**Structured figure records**
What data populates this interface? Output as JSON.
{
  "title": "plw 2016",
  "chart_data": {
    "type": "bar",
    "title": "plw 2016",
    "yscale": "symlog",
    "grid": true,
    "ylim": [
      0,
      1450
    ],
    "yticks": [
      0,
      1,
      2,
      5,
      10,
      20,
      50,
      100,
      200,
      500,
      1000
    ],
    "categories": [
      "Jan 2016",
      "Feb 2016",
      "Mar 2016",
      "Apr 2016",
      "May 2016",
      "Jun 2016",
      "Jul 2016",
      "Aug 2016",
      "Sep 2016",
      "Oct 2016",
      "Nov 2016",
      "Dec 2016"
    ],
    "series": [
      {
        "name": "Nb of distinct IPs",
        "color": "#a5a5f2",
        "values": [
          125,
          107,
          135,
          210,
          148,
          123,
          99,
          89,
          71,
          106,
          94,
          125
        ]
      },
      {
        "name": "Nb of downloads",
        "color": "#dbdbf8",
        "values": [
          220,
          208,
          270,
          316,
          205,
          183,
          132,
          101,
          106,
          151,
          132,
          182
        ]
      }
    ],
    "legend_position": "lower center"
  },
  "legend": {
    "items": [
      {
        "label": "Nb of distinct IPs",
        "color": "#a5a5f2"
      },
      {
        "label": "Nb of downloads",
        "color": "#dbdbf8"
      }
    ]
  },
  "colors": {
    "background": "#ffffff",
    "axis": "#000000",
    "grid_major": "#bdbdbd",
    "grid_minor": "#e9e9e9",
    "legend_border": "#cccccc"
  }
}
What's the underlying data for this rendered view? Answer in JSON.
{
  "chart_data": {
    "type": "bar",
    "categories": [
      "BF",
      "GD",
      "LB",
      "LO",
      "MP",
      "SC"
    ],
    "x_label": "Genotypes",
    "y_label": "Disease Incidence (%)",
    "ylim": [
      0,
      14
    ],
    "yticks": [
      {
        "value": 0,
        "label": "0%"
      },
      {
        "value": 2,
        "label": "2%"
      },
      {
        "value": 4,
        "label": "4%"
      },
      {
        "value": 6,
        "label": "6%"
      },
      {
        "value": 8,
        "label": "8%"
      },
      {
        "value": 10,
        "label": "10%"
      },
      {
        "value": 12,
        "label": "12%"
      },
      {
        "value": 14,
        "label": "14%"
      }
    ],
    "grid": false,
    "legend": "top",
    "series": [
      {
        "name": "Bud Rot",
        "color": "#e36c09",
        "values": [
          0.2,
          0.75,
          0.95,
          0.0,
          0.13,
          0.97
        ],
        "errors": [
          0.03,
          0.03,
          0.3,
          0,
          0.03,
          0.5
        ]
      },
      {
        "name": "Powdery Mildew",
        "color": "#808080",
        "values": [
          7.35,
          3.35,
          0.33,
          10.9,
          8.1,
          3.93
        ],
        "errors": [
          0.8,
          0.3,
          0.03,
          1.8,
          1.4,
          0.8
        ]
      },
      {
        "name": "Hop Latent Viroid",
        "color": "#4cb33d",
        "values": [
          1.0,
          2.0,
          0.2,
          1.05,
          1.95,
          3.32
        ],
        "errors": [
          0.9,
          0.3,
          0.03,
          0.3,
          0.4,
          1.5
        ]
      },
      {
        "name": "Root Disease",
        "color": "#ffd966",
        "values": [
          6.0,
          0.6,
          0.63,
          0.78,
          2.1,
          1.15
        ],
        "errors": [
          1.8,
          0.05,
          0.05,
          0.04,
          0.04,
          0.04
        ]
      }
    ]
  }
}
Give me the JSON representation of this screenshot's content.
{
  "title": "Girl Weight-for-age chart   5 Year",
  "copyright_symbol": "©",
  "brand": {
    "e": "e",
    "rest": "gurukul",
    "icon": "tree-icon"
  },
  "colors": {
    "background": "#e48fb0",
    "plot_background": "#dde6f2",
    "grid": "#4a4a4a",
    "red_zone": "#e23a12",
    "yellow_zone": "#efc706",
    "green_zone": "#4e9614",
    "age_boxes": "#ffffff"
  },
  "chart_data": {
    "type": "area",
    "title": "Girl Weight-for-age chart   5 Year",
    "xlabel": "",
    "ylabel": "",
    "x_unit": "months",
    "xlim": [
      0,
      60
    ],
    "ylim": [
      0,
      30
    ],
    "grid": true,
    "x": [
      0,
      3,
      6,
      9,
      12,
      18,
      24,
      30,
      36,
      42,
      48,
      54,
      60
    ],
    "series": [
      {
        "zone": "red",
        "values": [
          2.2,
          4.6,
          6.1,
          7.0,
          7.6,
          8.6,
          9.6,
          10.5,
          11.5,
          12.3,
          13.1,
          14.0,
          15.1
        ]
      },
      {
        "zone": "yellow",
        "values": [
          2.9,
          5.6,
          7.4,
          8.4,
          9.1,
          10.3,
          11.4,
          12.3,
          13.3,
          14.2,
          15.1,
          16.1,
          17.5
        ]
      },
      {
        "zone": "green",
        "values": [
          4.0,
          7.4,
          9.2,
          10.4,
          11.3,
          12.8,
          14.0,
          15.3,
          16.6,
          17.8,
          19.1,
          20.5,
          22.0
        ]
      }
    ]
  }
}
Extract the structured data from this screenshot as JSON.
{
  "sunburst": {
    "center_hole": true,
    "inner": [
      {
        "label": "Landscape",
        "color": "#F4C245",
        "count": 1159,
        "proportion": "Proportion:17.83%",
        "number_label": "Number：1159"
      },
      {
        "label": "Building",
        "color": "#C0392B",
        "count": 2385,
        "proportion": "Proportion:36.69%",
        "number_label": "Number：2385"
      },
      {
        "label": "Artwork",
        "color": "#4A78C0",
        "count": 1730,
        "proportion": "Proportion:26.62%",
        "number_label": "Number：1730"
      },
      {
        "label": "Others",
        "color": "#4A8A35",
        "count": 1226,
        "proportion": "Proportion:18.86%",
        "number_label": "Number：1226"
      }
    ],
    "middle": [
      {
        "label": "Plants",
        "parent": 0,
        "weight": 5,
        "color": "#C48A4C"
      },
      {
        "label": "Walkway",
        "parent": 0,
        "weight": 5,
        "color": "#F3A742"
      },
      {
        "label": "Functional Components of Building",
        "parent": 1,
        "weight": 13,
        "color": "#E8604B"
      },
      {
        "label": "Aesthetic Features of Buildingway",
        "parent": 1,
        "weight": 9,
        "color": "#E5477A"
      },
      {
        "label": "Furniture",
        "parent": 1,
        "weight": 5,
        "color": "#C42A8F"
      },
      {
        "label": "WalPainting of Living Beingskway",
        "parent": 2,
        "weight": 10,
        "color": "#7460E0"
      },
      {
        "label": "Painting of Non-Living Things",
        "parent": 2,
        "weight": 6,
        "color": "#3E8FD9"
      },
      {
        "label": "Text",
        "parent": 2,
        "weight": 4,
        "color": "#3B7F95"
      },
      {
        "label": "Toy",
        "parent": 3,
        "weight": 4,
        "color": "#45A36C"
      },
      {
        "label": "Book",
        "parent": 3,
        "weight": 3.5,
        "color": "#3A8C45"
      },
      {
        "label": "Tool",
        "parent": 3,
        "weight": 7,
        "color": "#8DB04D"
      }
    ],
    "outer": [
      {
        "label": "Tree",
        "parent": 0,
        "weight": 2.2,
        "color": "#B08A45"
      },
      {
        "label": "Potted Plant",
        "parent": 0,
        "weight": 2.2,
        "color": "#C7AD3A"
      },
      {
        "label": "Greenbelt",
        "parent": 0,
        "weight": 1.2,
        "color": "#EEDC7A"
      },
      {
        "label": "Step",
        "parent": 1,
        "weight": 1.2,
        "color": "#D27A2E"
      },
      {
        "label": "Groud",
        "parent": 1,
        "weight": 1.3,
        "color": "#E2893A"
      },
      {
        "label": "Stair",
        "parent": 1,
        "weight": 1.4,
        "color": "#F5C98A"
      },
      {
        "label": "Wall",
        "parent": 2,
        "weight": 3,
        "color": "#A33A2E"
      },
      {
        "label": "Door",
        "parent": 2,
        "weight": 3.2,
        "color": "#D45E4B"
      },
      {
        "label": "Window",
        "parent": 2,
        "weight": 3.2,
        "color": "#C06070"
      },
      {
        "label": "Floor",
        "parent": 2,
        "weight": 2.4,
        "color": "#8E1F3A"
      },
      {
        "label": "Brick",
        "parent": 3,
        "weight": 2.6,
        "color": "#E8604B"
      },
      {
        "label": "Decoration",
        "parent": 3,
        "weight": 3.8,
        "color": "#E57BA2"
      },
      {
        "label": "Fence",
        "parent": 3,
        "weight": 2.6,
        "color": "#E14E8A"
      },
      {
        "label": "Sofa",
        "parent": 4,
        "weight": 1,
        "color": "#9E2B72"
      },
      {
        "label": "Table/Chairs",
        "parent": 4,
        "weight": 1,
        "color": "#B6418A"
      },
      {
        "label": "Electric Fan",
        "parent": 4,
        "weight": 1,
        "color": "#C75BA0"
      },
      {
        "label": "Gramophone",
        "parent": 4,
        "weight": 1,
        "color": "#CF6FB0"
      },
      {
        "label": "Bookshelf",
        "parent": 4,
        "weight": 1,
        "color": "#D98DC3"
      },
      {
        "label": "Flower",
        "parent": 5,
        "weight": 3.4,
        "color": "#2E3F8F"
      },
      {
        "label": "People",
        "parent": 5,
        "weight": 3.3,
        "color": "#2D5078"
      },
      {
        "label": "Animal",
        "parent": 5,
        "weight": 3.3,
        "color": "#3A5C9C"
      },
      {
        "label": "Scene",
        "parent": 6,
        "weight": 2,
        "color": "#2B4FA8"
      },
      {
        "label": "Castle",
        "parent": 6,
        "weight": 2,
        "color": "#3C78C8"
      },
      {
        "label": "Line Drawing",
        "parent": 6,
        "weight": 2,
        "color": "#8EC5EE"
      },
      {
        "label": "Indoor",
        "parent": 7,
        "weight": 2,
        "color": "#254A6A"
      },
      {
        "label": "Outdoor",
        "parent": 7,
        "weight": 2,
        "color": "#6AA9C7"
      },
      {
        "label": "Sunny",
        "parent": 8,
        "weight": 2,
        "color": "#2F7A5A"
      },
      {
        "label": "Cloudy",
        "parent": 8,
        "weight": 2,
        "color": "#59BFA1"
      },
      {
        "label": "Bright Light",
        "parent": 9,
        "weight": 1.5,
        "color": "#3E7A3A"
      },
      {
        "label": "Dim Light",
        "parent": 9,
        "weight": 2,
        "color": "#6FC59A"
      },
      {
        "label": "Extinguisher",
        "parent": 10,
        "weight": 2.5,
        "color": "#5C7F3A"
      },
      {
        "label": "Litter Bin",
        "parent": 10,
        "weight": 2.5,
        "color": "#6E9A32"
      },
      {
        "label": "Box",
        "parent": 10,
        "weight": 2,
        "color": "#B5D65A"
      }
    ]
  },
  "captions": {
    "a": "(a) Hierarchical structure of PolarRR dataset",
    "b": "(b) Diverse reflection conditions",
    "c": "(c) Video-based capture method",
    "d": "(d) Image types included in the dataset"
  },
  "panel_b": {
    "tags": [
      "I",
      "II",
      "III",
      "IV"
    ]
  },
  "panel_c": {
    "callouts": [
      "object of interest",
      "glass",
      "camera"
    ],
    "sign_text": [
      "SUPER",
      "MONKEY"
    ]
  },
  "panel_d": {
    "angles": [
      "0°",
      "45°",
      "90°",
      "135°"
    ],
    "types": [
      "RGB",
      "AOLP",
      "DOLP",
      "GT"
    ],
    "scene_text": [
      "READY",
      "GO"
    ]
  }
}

**BRIEF**
Each line that holds the word "this" should be extracted from the records.

**EXERCISE RESULT**
What data populates this interface? Output as JSON.
What's the underlying data for this rendered view? Answer in JSON.
Give me the JSON representation of this screenshot's content.
Extract the structured data from this screenshot as JSON.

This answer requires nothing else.